• **YOUR OBJECTIVE**: Check each line of the material below for the string "number", then report how many lines have it, and nothing else.
───── LISTING ─────
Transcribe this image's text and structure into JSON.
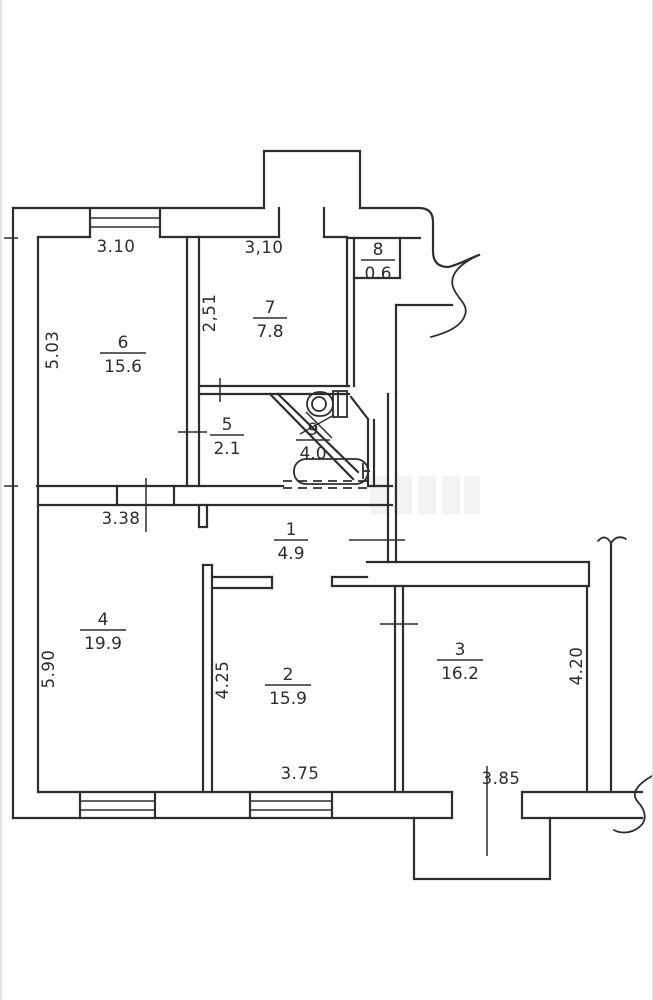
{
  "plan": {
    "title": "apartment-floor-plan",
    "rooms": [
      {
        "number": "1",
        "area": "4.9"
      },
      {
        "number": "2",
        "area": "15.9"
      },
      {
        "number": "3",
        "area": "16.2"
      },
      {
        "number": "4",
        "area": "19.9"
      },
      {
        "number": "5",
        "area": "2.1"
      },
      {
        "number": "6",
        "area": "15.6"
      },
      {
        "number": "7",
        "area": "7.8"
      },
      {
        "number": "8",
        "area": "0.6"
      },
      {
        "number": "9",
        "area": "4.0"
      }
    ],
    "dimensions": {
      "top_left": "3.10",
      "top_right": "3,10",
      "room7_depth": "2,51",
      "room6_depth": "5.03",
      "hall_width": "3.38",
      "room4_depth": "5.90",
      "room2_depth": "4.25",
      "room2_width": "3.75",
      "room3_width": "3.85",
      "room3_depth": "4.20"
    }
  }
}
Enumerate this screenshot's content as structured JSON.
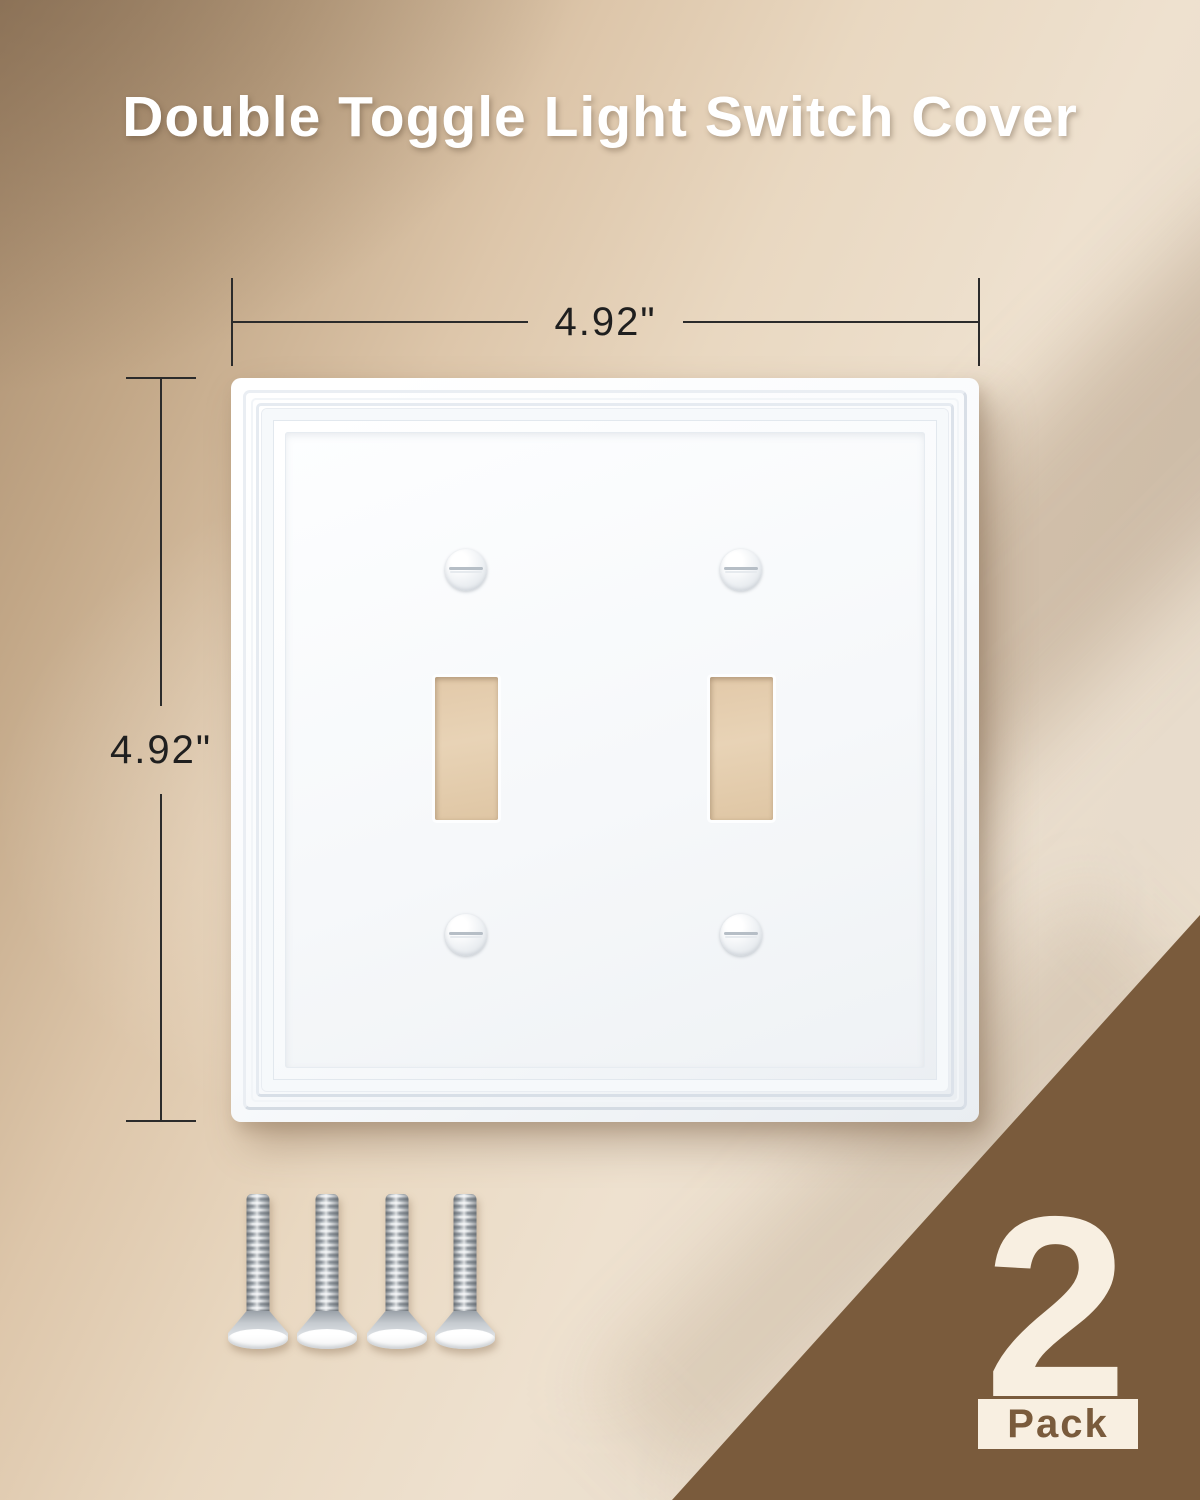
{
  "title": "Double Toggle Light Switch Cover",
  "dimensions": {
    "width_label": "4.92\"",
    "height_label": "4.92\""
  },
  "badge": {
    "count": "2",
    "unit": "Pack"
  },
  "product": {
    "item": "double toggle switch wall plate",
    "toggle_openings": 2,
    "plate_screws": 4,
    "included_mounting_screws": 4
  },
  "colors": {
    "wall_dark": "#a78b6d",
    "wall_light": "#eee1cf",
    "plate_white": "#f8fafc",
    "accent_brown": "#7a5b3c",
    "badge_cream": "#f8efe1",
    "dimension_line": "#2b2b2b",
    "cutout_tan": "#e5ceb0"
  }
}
─────
• **SOLVED PROBLEM**: 9